INPUT FOR THIS TASK =
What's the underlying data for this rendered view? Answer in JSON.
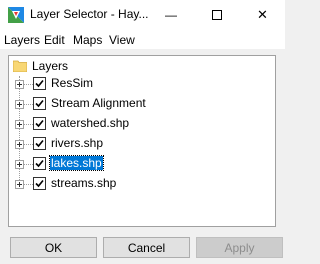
{
  "window": {
    "title": "Layer Selector - Hay...",
    "minimize_glyph": "—",
    "close_glyph": "✕"
  },
  "menu": [
    "Layers",
    "Edit",
    "Maps",
    "View"
  ],
  "tree": {
    "root_label": "Layers",
    "items": [
      {
        "label": "ResSim",
        "checked": true,
        "selected": false
      },
      {
        "label": "Stream Alignment",
        "checked": true,
        "selected": false
      },
      {
        "label": "watershed.shp",
        "checked": true,
        "selected": false
      },
      {
        "label": "rivers.shp",
        "checked": true,
        "selected": false
      },
      {
        "label": "lakes.shp",
        "checked": true,
        "selected": true
      },
      {
        "label": "streams.shp",
        "checked": true,
        "selected": false
      }
    ]
  },
  "buttons": {
    "ok": "OK",
    "cancel": "Cancel",
    "apply": "Apply"
  },
  "colors": {
    "selection": "#0078d7",
    "folder": "#f8d775"
  }
}
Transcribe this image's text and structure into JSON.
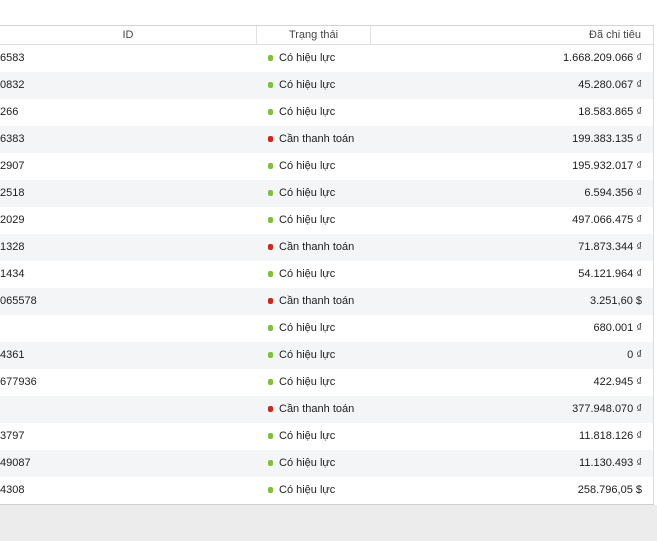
{
  "table": {
    "columns": {
      "id": "ID",
      "status": "Trạng thái",
      "spent": "Đã chi tiêu"
    },
    "colors": {
      "active": "#7ec13c",
      "payment_due": "#d0281d"
    },
    "rows": [
      {
        "id": "6583",
        "status": "Có hiệu lực",
        "status_type": "active",
        "spent": "1.668.209.066 ₫"
      },
      {
        "id": "0832",
        "status": "Có hiệu lực",
        "status_type": "active",
        "spent": "45.280.067 ₫"
      },
      {
        "id": "266",
        "status": "Có hiệu lực",
        "status_type": "active",
        "spent": "18.583.865 ₫"
      },
      {
        "id": "6383",
        "status": "Cần thanh toán",
        "status_type": "payment_due",
        "spent": "199.383.135 ₫"
      },
      {
        "id": "2907",
        "status": "Có hiệu lực",
        "status_type": "active",
        "spent": "195.932.017 ₫"
      },
      {
        "id": "2518",
        "status": "Có hiệu lực",
        "status_type": "active",
        "spent": "6.594.356 ₫"
      },
      {
        "id": "2029",
        "status": "Có hiệu lực",
        "status_type": "active",
        "spent": "497.066.475 ₫"
      },
      {
        "id": "1328",
        "status": "Cần thanh toán",
        "status_type": "payment_due",
        "spent": "71.873.344 ₫"
      },
      {
        "id": "1434",
        "status": "Có hiệu lực",
        "status_type": "active",
        "spent": "54.121.964 ₫"
      },
      {
        "id": "065578",
        "status": "Cần thanh toán",
        "status_type": "payment_due",
        "spent": "3.251,60 $"
      },
      {
        "id": "",
        "status": "Có hiệu lực",
        "status_type": "active",
        "spent": "680.001 ₫"
      },
      {
        "id": "4361",
        "status": "Có hiệu lực",
        "status_type": "active",
        "spent": "0 ₫"
      },
      {
        "id": "677936",
        "status": "Có hiệu lực",
        "status_type": "active",
        "spent": "422.945 ₫"
      },
      {
        "id": "",
        "status": "Cần thanh toán",
        "status_type": "payment_due",
        "spent": "377.948.070 ₫"
      },
      {
        "id": "3797",
        "status": "Có hiệu lực",
        "status_type": "active",
        "spent": "11.818.126 ₫"
      },
      {
        "id": "49087",
        "status": "Có hiệu lực",
        "status_type": "active",
        "spent": "11.130.493 ₫"
      },
      {
        "id": "4308",
        "status": "Có hiệu lực",
        "status_type": "active",
        "spent": "258.796,05 $"
      }
    ]
  }
}
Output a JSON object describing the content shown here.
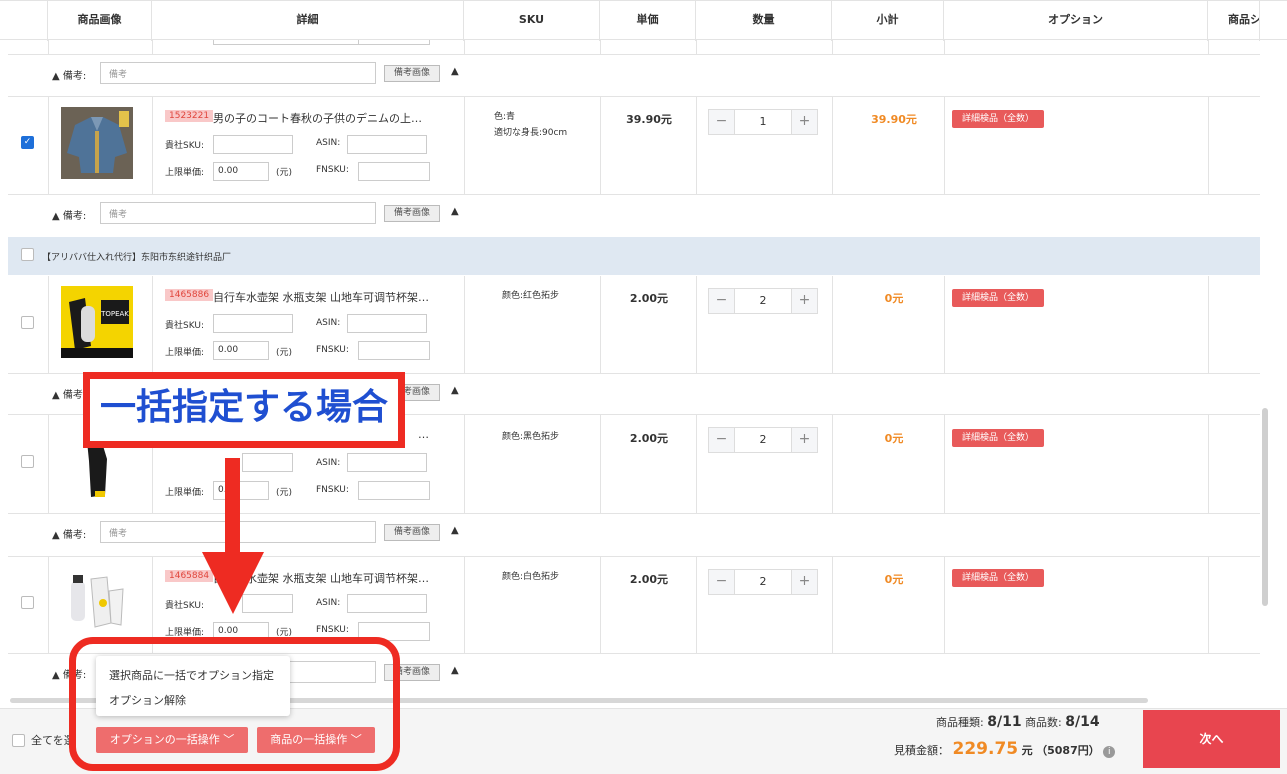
{
  "table": {
    "headers": [
      "商品画像",
      "詳細",
      "SKU",
      "単価",
      "数量",
      "小計",
      "オプション",
      "商品シ"
    ]
  },
  "labels": {
    "note": "▲ 備考:",
    "note_placeholder": "備考",
    "note_image_button": "備考画像",
    "triangle": "▲",
    "company_sku": "貴社SKU:",
    "asin": "ASIN:",
    "max_price": "上限単価:",
    "yuan_unit": "(元)",
    "fnsku": "FNSKU:",
    "minus": "−",
    "plus": "+",
    "option_button": "詳細検品（全数）"
  },
  "rows": [
    {
      "checked": true,
      "id": "1523221",
      "name": "男の子のコート春秋の子供のデニムの上…",
      "max_price": "0.00",
      "sku_lines": [
        "色:青",
        "適切な身長:90cm"
      ],
      "price": "39.90元",
      "qty": "1",
      "subtotal": "39.90元"
    },
    {
      "checked": false,
      "id": "1465886",
      "name": "自行车水壶架 水瓶支架 山地车可调节杯架…",
      "max_price": "0.00",
      "sku_lines": [
        "颜色:红色拓步"
      ],
      "price": "2.00元",
      "qty": "2",
      "subtotal": "0元"
    },
    {
      "checked": false,
      "id": "",
      "name": "…",
      "max_price": "0.",
      "sku_lines": [
        "颜色:黑色拓步"
      ],
      "price": "2.00元",
      "qty": "2",
      "subtotal": "0元"
    },
    {
      "checked": false,
      "id": "1465884",
      "name": "自行车水壶架 水瓶支架 山地车可调节杯架…",
      "max_price": "0.00",
      "sku_lines": [
        "颜色:白色拓步"
      ],
      "price": "2.00元",
      "qty": "2",
      "subtotal": "0元"
    }
  ],
  "group": {
    "title": "【アリババ仕入れ代行】东阳市东织途针织品厂"
  },
  "popup": {
    "items": [
      "選択商品に一括でオプション指定",
      "オプション解除"
    ]
  },
  "footer": {
    "select_all": "全てを選",
    "bulk_option": "オプションの一括操作",
    "bulk_product": "商品の一括操作",
    "types_label": "商品種類:",
    "types_value": "8/11",
    "count_label": "商品数:",
    "count_value": "8/14",
    "estimate_label": "見積金額：",
    "estimate_value": "229.75",
    "estimate_unit": "元",
    "estimate_jpy": "（5087円）",
    "next": "次へ"
  },
  "annotation": {
    "text": "一括指定する場合"
  },
  "colors": {
    "accent_red": "#e85a5a",
    "price_orange": "#f08a24",
    "annotation_red": "#ee2b22",
    "annotation_blue": "#1f4fd1",
    "check_blue": "#1e6fd9"
  }
}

JOB = The records above are to be restated exactly, without their pictures.

SOLUTION TO THIS TASK =
What's the underlying data for this rendered view? Answer in JSON.
{
  "window": {
    "title": "Layer Selector - Hay...",
    "minimize_glyph": "—",
    "close_glyph": "✕"
  },
  "menu": [
    "Layers",
    "Edit",
    "Maps",
    "View"
  ],
  "tree": {
    "root_label": "Layers",
    "items": [
      {
        "label": "ResSim",
        "checked": true,
        "selected": false
      },
      {
        "label": "Stream Alignment",
        "checked": true,
        "selected": false
      },
      {
        "label": "watershed.shp",
        "checked": true,
        "selected": false
      },
      {
        "label": "rivers.shp",
        "checked": true,
        "selected": false
      },
      {
        "label": "lakes.shp",
        "checked": true,
        "selected": true
      },
      {
        "label": "streams.shp",
        "checked": true,
        "selected": false
      }
    ]
  },
  "buttons": {
    "ok": "OK",
    "cancel": "Cancel",
    "apply": "Apply"
  },
  "colors": {
    "selection": "#0078d7",
    "folder": "#f8d775"
  }
}
Transcribe this image's text and structure into JSON.
{
  "table": {
    "columns": {
      "id": "ID",
      "status": "Trạng thái",
      "spent": "Đã chi tiêu"
    },
    "colors": {
      "active": "#7ec13c",
      "payment_due": "#d0281d"
    },
    "rows": [
      {
        "id": "6583",
        "status": "Có hiệu lực",
        "status_type": "active",
        "spent": "1.668.209.066 ₫"
      },
      {
        "id": "0832",
        "status": "Có hiệu lực",
        "status_type": "active",
        "spent": "45.280.067 ₫"
      },
      {
        "id": "266",
        "status": "Có hiệu lực",
        "status_type": "active",
        "spent": "18.583.865 ₫"
      },
      {
        "id": "6383",
        "status": "Cần thanh toán",
        "status_type": "payment_due",
        "spent": "199.383.135 ₫"
      },
      {
        "id": "2907",
        "status": "Có hiệu lực",
        "status_type": "active",
        "spent": "195.932.017 ₫"
      },
      {
        "id": "2518",
        "status": "Có hiệu lực",
        "status_type": "active",
        "spent": "6.594.356 ₫"
      },
      {
        "id": "2029",
        "status": "Có hiệu lực",
        "status_type": "active",
        "spent": "497.066.475 ₫"
      },
      {
        "id": "1328",
        "status": "Cần thanh toán",
        "status_type": "payment_due",
        "spent": "71.873.344 ₫"
      },
      {
        "id": "1434",
        "status": "Có hiệu lực",
        "status_type": "active",
        "spent": "54.121.964 ₫"
      },
      {
        "id": "065578",
        "status": "Cần thanh toán",
        "status_type": "payment_due",
        "spent": "3.251,60 $"
      },
      {
        "id": "",
        "status": "Có hiệu lực",
        "status_type": "active",
        "spent": "680.001 ₫"
      },
      {
        "id": "4361",
        "status": "Có hiệu lực",
        "status_type": "active",
        "spent": "0 ₫"
      },
      {
        "id": "677936",
        "status": "Có hiệu lực",
        "status_type": "active",
        "spent": "422.945 ₫"
      },
      {
        "id": "",
        "status": "Cần thanh toán",
        "status_type": "payment_due",
        "spent": "377.948.070 ₫"
      },
      {
        "id": "3797",
        "status": "Có hiệu lực",
        "status_type": "active",
        "spent": "11.818.126 ₫"
      },
      {
        "id": "49087",
        "status": "Có hiệu lực",
        "status_type": "active",
        "spent": "11.130.493 ₫"
      },
      {
        "id": "4308",
        "status": "Có hiệu lực",
        "status_type": "active",
        "spent": "258.796,05 $"
      }
    ]
  }
}
Output a JSON object describing the content shown here.
{
  "table": {
    "headers": [
      "商品画像",
      "詳細",
      "SKU",
      "単価",
      "数量",
      "小計",
      "オプション",
      "商品シ"
    ]
  },
  "labels": {
    "note": "▲ 備考:",
    "note_placeholder": "備考",
    "note_image_button": "備考画像",
    "triangle": "▲",
    "company_sku": "貴社SKU:",
    "asin": "ASIN:",
    "max_price": "上限単価:",
    "yuan_unit": "(元)",
    "fnsku": "FNSKU:",
    "minus": "−",
    "plus": "+",
    "option_button": "詳細検品（全数）"
  },
  "rows": [
    {
      "checked": true,
      "id": "1523221",
      "name": "男の子のコート春秋の子供のデニムの上…",
      "max_price": "0.00",
      "sku_lines": [
        "色:青",
        "適切な身長:90cm"
      ],
      "price": "39.90元",
      "qty": "1",
      "subtotal": "39.90元"
    },
    {
      "checked": false,
      "id": "1465886",
      "name": "自行车水壶架 水瓶支架 山地车可调节杯架…",
      "max_price": "0.00",
      "sku_lines": [
        "颜色:红色拓步"
      ],
      "price": "2.00元",
      "qty": "2",
      "subtotal": "0元"
    },
    {
      "checked": false,
      "id": "",
      "name": "…",
      "max_price": "0.",
      "sku_lines": [
        "颜色:黑色拓步"
      ],
      "price": "2.00元",
      "qty": "2",
      "subtotal": "0元"
    },
    {
      "checked": false,
      "id": "1465884",
      "name": "自行车水壶架 水瓶支架 山地车可调节杯架…",
      "max_price": "0.00",
      "sku_lines": [
        "颜色:白色拓步"
      ],
      "price": "2.00元",
      "qty": "2",
      "subtotal": "0元"
    }
  ],
  "group": {
    "title": "【アリババ仕入れ代行】东阳市东织途针织品厂"
  },
  "popup": {
    "items": [
      "選択商品に一括でオプション指定",
      "オプション解除"
    ]
  },
  "footer": {
    "select_all": "全てを選",
    "bulk_option": "オプションの一括操作",
    "bulk_product": "商品の一括操作",
    "types_label": "商品種類:",
    "types_value": "8/11",
    "count_label": "商品数:",
    "count_value": "8/14",
    "estimate_label": "見積金額：",
    "estimate_value": "229.75",
    "estimate_unit": "元",
    "estimate_jpy": "（5087円）",
    "next": "次へ"
  },
  "annotation": {
    "text": "一括指定する場合"
  },
  "colors": {
    "accent_red": "#e85a5a",
    "price_orange": "#f08a24",
    "annotation_red": "#ee2b22",
    "annotation_blue": "#1f4fd1",
    "check_blue": "#1e6fd9"
  }
}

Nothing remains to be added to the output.